*Requirement*: Format the listing's lines from the one containing "UI element localization: list" through the one containing "subtitle-var: H [711, 117, 750, 178]", both included, as a JSON list of strings with one string per line and no blank lines.

======== Extracted records

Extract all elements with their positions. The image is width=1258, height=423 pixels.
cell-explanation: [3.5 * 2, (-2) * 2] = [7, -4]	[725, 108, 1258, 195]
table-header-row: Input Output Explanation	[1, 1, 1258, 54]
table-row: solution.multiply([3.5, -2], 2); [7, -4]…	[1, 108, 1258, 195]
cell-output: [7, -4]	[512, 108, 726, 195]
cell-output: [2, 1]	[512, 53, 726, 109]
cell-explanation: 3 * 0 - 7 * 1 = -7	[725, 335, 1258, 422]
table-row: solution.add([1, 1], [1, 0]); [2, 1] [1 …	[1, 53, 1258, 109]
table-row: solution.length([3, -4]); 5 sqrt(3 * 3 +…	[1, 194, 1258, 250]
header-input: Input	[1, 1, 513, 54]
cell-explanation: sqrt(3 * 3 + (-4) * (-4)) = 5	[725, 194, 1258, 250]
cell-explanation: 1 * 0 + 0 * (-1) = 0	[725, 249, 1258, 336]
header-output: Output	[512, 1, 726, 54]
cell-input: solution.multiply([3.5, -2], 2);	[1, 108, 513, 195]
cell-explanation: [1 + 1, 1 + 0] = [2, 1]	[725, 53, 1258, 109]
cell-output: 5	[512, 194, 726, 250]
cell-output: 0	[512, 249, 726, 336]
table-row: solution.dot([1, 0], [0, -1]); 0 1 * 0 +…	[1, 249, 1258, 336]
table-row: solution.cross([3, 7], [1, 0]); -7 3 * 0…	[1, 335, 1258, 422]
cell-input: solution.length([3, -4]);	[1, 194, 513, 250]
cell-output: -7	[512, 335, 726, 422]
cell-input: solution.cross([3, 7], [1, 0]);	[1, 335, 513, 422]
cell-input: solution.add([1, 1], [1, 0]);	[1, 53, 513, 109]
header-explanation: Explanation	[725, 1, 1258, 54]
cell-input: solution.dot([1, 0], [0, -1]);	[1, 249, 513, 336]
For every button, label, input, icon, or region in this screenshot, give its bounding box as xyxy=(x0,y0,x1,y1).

================
======== Extracted records

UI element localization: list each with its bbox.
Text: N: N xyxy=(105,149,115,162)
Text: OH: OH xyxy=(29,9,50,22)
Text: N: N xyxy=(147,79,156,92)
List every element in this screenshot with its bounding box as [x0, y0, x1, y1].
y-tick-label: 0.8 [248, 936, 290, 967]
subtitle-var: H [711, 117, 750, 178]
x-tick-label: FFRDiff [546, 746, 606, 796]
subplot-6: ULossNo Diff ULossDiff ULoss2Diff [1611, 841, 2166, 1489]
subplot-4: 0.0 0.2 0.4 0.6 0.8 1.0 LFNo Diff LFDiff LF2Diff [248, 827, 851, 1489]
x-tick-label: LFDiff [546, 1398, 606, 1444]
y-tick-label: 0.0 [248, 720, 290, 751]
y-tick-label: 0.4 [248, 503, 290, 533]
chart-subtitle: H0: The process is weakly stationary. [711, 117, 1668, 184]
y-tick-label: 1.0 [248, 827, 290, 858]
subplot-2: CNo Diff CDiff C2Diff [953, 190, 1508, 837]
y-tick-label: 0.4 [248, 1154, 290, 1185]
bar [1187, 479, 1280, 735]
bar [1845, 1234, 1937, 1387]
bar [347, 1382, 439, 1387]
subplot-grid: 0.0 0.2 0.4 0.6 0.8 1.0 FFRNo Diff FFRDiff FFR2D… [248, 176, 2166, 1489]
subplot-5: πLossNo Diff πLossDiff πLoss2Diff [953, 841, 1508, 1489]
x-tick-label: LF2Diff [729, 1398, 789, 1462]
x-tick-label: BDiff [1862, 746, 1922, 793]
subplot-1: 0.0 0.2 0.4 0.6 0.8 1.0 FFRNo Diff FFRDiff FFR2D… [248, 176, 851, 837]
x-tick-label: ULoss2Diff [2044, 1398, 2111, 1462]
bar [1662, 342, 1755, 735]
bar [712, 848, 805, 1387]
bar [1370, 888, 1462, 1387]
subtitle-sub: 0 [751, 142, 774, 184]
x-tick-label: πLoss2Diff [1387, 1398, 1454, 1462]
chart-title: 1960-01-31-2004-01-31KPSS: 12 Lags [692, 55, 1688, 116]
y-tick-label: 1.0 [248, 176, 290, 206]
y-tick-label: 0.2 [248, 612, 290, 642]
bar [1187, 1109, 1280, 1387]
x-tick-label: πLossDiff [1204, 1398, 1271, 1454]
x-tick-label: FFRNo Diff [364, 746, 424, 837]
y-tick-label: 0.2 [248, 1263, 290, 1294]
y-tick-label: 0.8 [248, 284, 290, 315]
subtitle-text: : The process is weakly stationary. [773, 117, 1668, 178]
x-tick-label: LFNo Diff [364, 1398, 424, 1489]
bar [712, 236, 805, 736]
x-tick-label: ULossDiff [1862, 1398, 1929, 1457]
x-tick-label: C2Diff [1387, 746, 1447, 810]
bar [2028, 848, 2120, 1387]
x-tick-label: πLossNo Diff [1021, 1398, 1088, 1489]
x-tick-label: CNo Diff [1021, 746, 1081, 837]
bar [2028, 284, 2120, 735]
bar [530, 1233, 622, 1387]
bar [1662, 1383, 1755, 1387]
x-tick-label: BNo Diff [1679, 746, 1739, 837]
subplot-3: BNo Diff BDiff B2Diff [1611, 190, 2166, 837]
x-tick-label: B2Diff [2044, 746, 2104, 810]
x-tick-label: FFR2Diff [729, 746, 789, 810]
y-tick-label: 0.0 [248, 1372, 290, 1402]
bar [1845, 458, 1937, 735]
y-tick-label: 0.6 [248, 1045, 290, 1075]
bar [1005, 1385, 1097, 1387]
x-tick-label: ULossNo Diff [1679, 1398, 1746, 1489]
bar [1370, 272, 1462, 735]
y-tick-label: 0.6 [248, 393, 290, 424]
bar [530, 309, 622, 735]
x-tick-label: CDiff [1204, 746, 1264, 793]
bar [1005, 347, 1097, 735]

================

*Solution to this task*:
[
  "UI element localization: list each with its bbox.",
  "Text: N: N xyxy=(105,149,115,162)",
  "Text: OH: OH xyxy=(29,9,50,22)",
  "Text: N: N xyxy=(147,79,156,92)",
  "List every element in this screenshot with its bounding box as [x0, y0, x1, y1].",
  "y-tick-label: 0.8 [248, 936, 290, 967]",
  "subtitle-var: H [711, 117, 750, 178]"
]